Copy nothing but the text: repeat each entry exactly and drop the images.

===== Stored data

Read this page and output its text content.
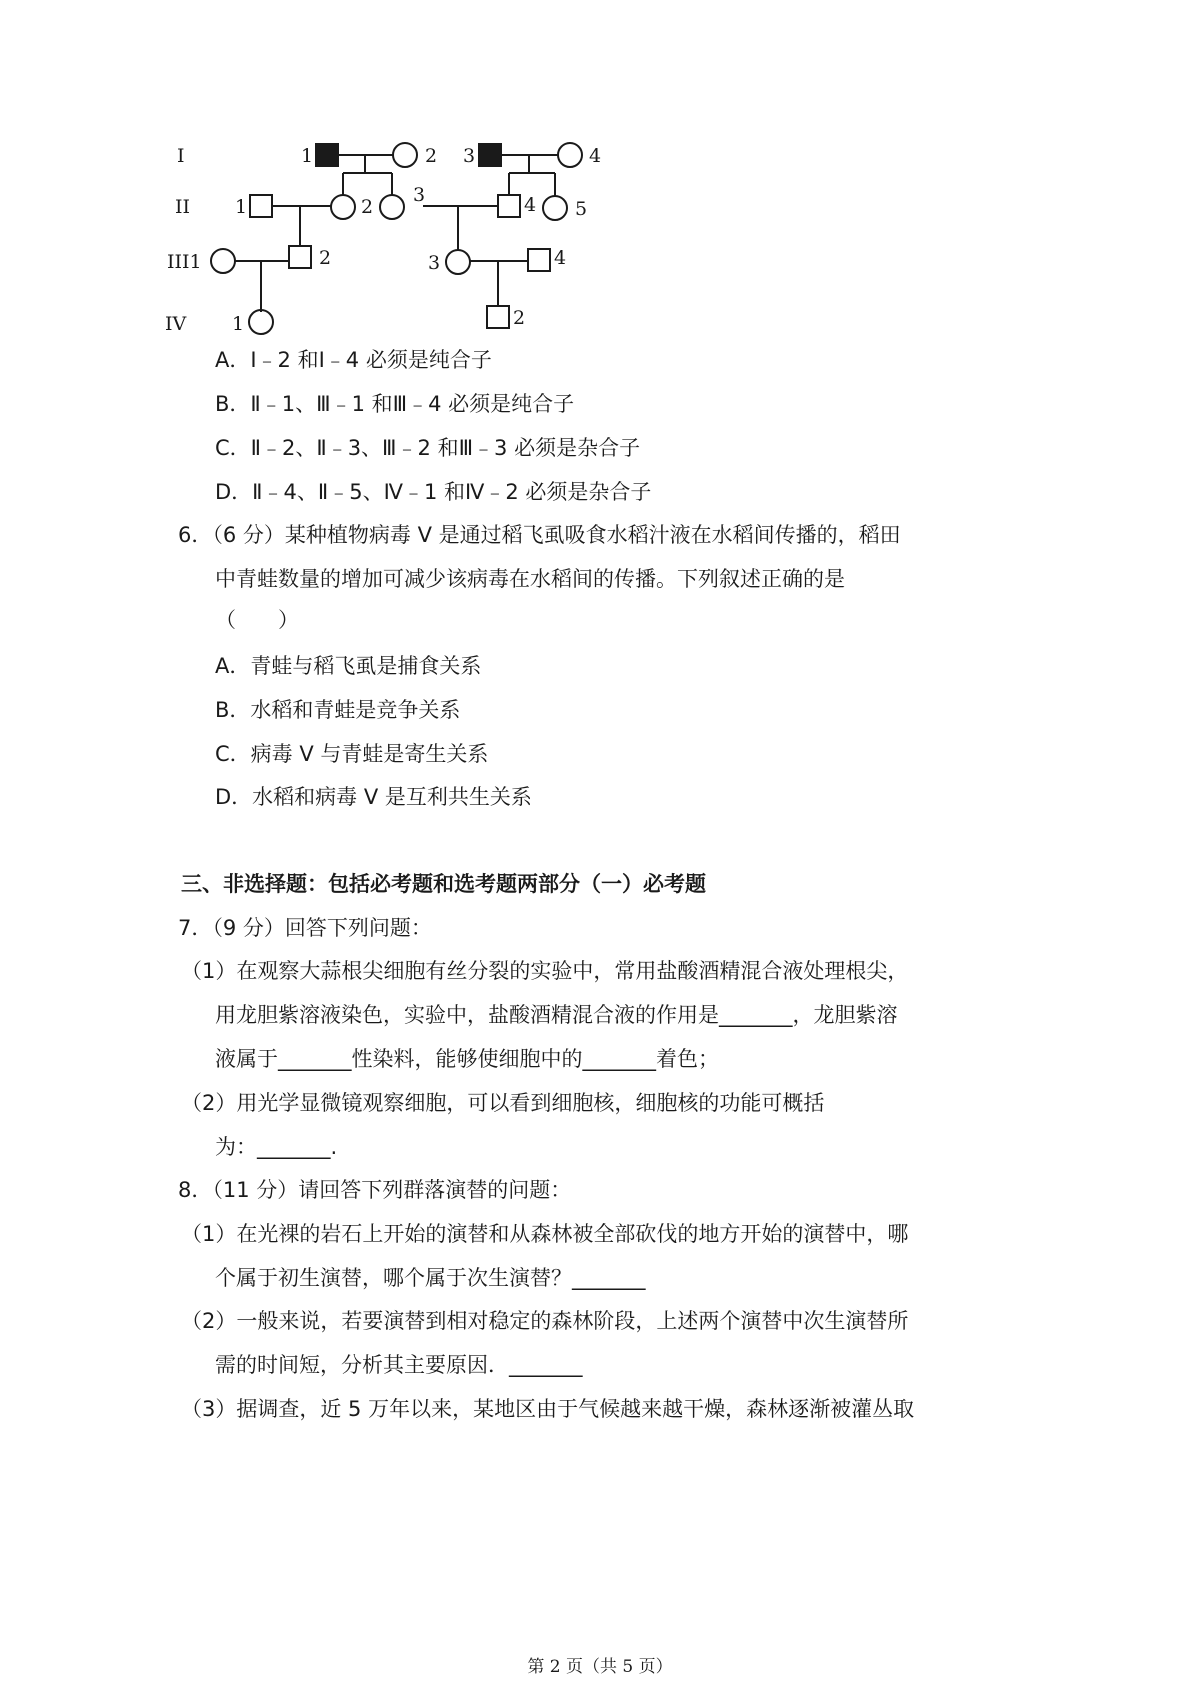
I
II
III1
IV
1	2 3	4
1	2
3	4 5
2	3	4
1	2
A．Ⅰ﹣2 和Ⅰ﹣4 必须是纯合子
B．Ⅱ﹣1、Ⅲ﹣1 和Ⅲ﹣4 必须是纯合子
C．Ⅱ﹣2、Ⅱ﹣3、Ⅲ﹣2 和Ⅲ﹣3 必须是杂合子
D．Ⅱ﹣4、Ⅱ﹣5、Ⅳ﹣1 和Ⅳ﹣2 必须是杂合子
6．（6 分）某种植物病毒 V 是通过稻飞虱吸食水稻汁液在水稻间传播的，稻田
中青蛙数量的增加可减少该病毒在水稻间的传播。下列叙述正确的是
（　　）
A．青蛙与稻飞虱是捕食关系
B．水稻和青蛙是竞争关系
C．病毒 V 与青蛙是寄生关系
D．水稻和病毒 V 是互利共生关系
三、非选择题：包括必考题和选考题两部分（一）必考题
7．（9 分）回答下列问题：
（1）在观察大蒜根尖细胞有丝分裂的实验中，常用盐酸酒精混合液处理根尖，
用龙胆紫溶液染色，实验中，盐酸酒精混合液的作用是_______，龙胆紫溶
液属于_______性染料，能够使细胞中的_______着色；
（2）用光学显微镜观察细胞，可以看到细胞核，细胞核的功能可概括
为：_______.
8．（11 分）请回答下列群落演替的问题：
（1）在光裸的岩石上开始的演替和从森林被全部砍伐的地方开始的演替中，哪
个属于初生演替，哪个属于次生演替？_______
（2）一般来说，若要演替到相对稳定的森林阶段，上述两个演替中次生演替所
需的时间短，分析其主要原因．_______
（3）据调查，近 5 万年以来，某地区由于气候越来越干燥，森林逐渐被灌丛取
第 2 页（共 5 页）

==========

> _Result for this exercise_:
Read this page and output its text content.
I
II
III1
IV
1	2 3	4
1	2
3	4 5
2	3	4
1	2
A．Ⅰ﹣2 和Ⅰ﹣4 必须是纯合子
B．Ⅱ﹣1、Ⅲ﹣1 和Ⅲ﹣4 必须是纯合子
C．Ⅱ﹣2、Ⅱ﹣3、Ⅲ﹣2 和Ⅲ﹣3 必须是杂合子
D．Ⅱ﹣4、Ⅱ﹣5、Ⅳ﹣1 和Ⅳ﹣2 必须是杂合子
6．（6 分）某种植物病毒 V 是通过稻飞虱吸食水稻汁液在水稻间传播的，稻田
中青蛙数量的增加可减少该病毒在水稻间的传播。下列叙述正确的是
（　　）
A．青蛙与稻飞虱是捕食关系
B．水稻和青蛙是竞争关系
C．病毒 V 与青蛙是寄生关系
D．水稻和病毒 V 是互利共生关系
三、非选择题：包括必考题和选考题两部分（一）必考题
7．（9 分）回答下列问题：
（1）在观察大蒜根尖细胞有丝分裂的实验中，常用盐酸酒精混合液处理根尖，
用龙胆紫溶液染色，实验中，盐酸酒精混合液的作用是_______，龙胆紫溶
液属于_______性染料，能够使细胞中的_______着色；
（2）用光学显微镜观察细胞，可以看到细胞核，细胞核的功能可概括
为：_______.
8．（11 分）请回答下列群落演替的问题：
（1）在光裸的岩石上开始的演替和从森林被全部砍伐的地方开始的演替中，哪
个属于初生演替，哪个属于次生演替？_______
（2）一般来说，若要演替到相对稳定的森林阶段，上述两个演替中次生演替所
需的时间短，分析其主要原因．_______
（3）据调查，近 5 万年以来，某地区由于气候越来越干燥，森林逐渐被灌丛取
第 2 页（共 5 页）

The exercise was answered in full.